START Given data

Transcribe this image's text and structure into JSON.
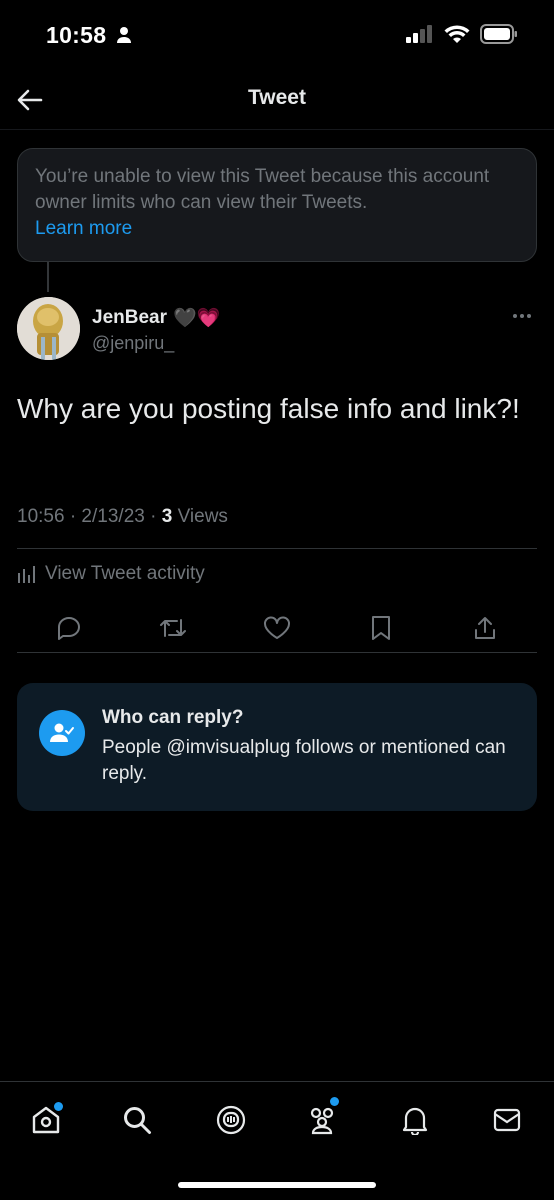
{
  "status_bar": {
    "time": "10:58"
  },
  "header": {
    "title": "Tweet"
  },
  "unavailable": {
    "message": "You’re unable to view this Tweet because this account owner limits who can view their Tweets.",
    "link": "Learn more"
  },
  "tweet": {
    "author_name": "JenBear",
    "emoji": "🖤💗",
    "handle": "@jenpiru_",
    "text": "Why are you posting false info and link?!",
    "time": "10:56 · 2/13/23 · ",
    "views_count": "3",
    "views_label": " Views",
    "activity_label": "View Tweet activity"
  },
  "who_can_reply": {
    "title": "Who can reply?",
    "description": "People @imvisualplug follows or mentioned can reply."
  },
  "colors": {
    "accent": "#1d9bf0",
    "muted": "#71767b",
    "text": "#e7e9ea",
    "card": "#16181c",
    "reply_card": "#0d1b26"
  },
  "icons": {
    "status": [
      "person-icon",
      "signal-icon",
      "wifi-icon",
      "battery-icon"
    ],
    "actions": [
      "reply-icon",
      "retweet-icon",
      "like-icon",
      "bookmark-icon",
      "share-icon"
    ],
    "tabs": [
      "home-icon",
      "search-icon",
      "spaces-icon",
      "communities-icon",
      "notifications-icon",
      "messages-icon"
    ]
  }
}
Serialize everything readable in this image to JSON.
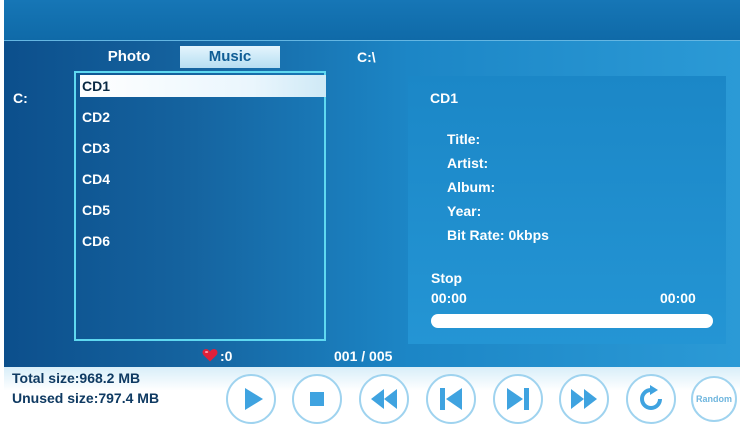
{
  "tabs": {
    "photo": "Photo",
    "music": "Music"
  },
  "path": "C:\\",
  "drive": "C:",
  "file_list": [
    {
      "label": "CD1",
      "selected": true
    },
    {
      "label": "CD2",
      "selected": false
    },
    {
      "label": "CD3",
      "selected": false
    },
    {
      "label": "CD4",
      "selected": false
    },
    {
      "label": "CD5",
      "selected": false
    },
    {
      "label": "CD6",
      "selected": false
    }
  ],
  "info": {
    "name": "CD1",
    "title_label": "Title:",
    "artist_label": "Artist:",
    "album_label": "Album:",
    "year_label": "Year:",
    "bitrate_label": "Bit Rate: 0kbps"
  },
  "playback": {
    "status": "Stop",
    "elapsed": "00:00",
    "total": "00:00",
    "progress_fraction": 0
  },
  "favorites": {
    "icon": "heart-icon",
    "count": ":0"
  },
  "counter": "001 / 005",
  "storage": {
    "total": "Total size:968.2 MB",
    "unused": "Unused size:797.4 MB"
  },
  "controls": {
    "play": "play-icon",
    "stop": "stop-icon",
    "rewind": "rewind-icon",
    "previous": "previous-icon",
    "next": "next-icon",
    "fast_forward": "fast-forward-icon",
    "repeat": "repeat-icon",
    "random_label": "Random"
  },
  "colors": {
    "accent": "#2a97d6",
    "selection": "#ffffff",
    "list_border": "#5fd8f0",
    "button_glyph": "#3fa3e0",
    "heart": "#e0213a"
  }
}
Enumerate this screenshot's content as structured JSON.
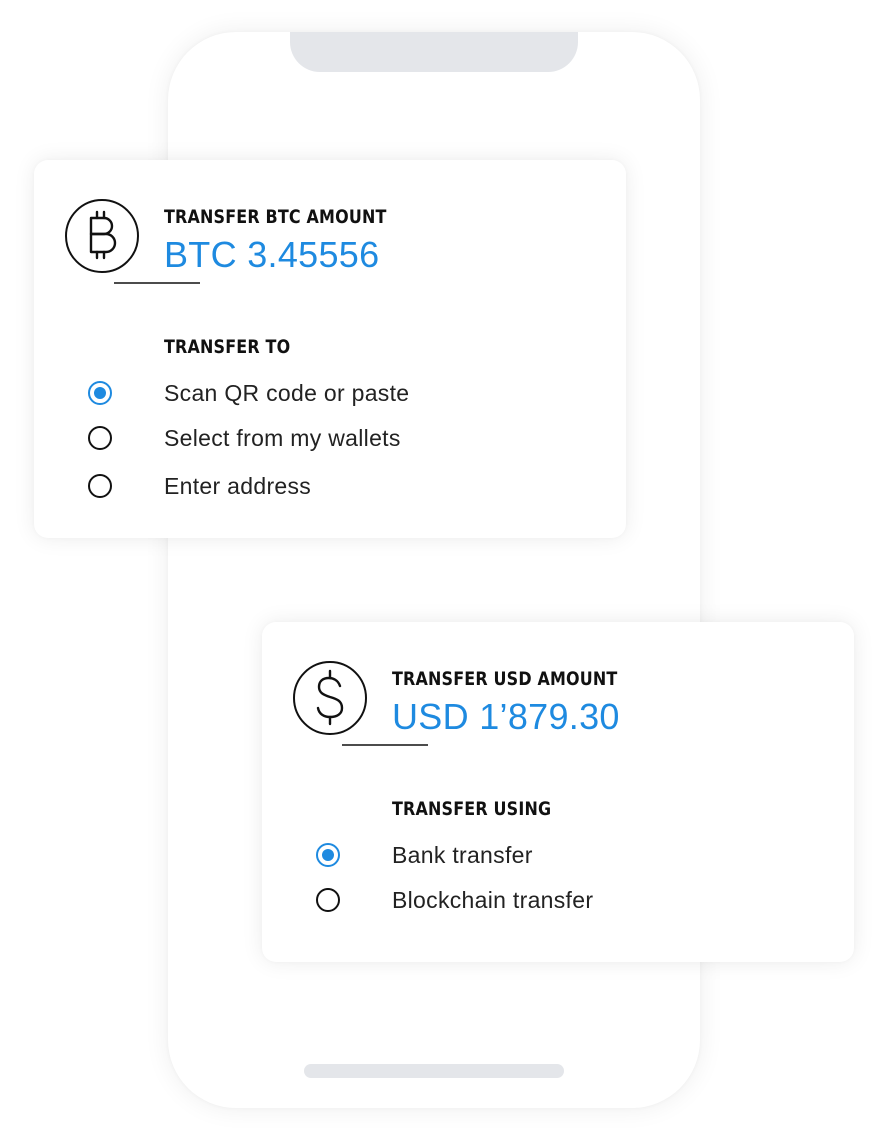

END Given data

Leaving aside the images, write out the entries above word for word.

→ Solution
Transcribe this image's text and structure into JSON.
{
  "status_bar": {
    "time": "10:58"
  },
  "header": {
    "title": "Tweet"
  },
  "unavailable": {
    "message": "You’re unable to view this Tweet because this account owner limits who can view their Tweets.",
    "link": "Learn more"
  },
  "tweet": {
    "author_name": "JenBear",
    "emoji": "🖤💗",
    "handle": "@jenpiru_",
    "text": "Why are you posting false info and link?!",
    "time": "10:56 · 2/13/23 · ",
    "views_count": "3",
    "views_label": " Views",
    "activity_label": "View Tweet activity"
  },
  "who_can_reply": {
    "title": "Who can reply?",
    "description": "People @imvisualplug follows or mentioned can reply."
  },
  "colors": {
    "accent": "#1d9bf0",
    "muted": "#71767b",
    "text": "#e7e9ea",
    "card": "#16181c",
    "reply_card": "#0d1b26"
  },
  "icons": {
    "status": [
      "person-icon",
      "signal-icon",
      "wifi-icon",
      "battery-icon"
    ],
    "actions": [
      "reply-icon",
      "retweet-icon",
      "like-icon",
      "bookmark-icon",
      "share-icon"
    ],
    "tabs": [
      "home-icon",
      "search-icon",
      "spaces-icon",
      "communities-icon",
      "notifications-icon",
      "messages-icon"
    ]
  }
}
Serialize everything readable in this image to JSON.
{
  "tabs": {
    "photo": "Photo",
    "music": "Music"
  },
  "path": "C:\\",
  "drive": "C:",
  "file_list": [
    {
      "label": "CD1",
      "selected": true
    },
    {
      "label": "CD2",
      "selected": false
    },
    {
      "label": "CD3",
      "selected": false
    },
    {
      "label": "CD4",
      "selected": false
    },
    {
      "label": "CD5",
      "selected": false
    },
    {
      "label": "CD6",
      "selected": false
    }
  ],
  "info": {
    "name": "CD1",
    "title_label": "Title:",
    "artist_label": "Artist:",
    "album_label": "Album:",
    "year_label": "Year:",
    "bitrate_label": "Bit Rate: 0kbps"
  },
  "playback": {
    "status": "Stop",
    "elapsed": "00:00",
    "total": "00:00",
    "progress_fraction": 0
  },
  "favorites": {
    "icon": "heart-icon",
    "count": ":0"
  },
  "counter": "001 / 005",
  "storage": {
    "total": "Total size:968.2 MB",
    "unused": "Unused size:797.4 MB"
  },
  "controls": {
    "play": "play-icon",
    "stop": "stop-icon",
    "rewind": "rewind-icon",
    "previous": "previous-icon",
    "next": "next-icon",
    "fast_forward": "fast-forward-icon",
    "repeat": "repeat-icon",
    "random_label": "Random"
  },
  "colors": {
    "accent": "#2a97d6",
    "selection": "#ffffff",
    "list_border": "#5fd8f0",
    "button_glyph": "#3fa3e0",
    "heart": "#e0213a"
  }
}
Enumerate this screenshot's content as structured JSON.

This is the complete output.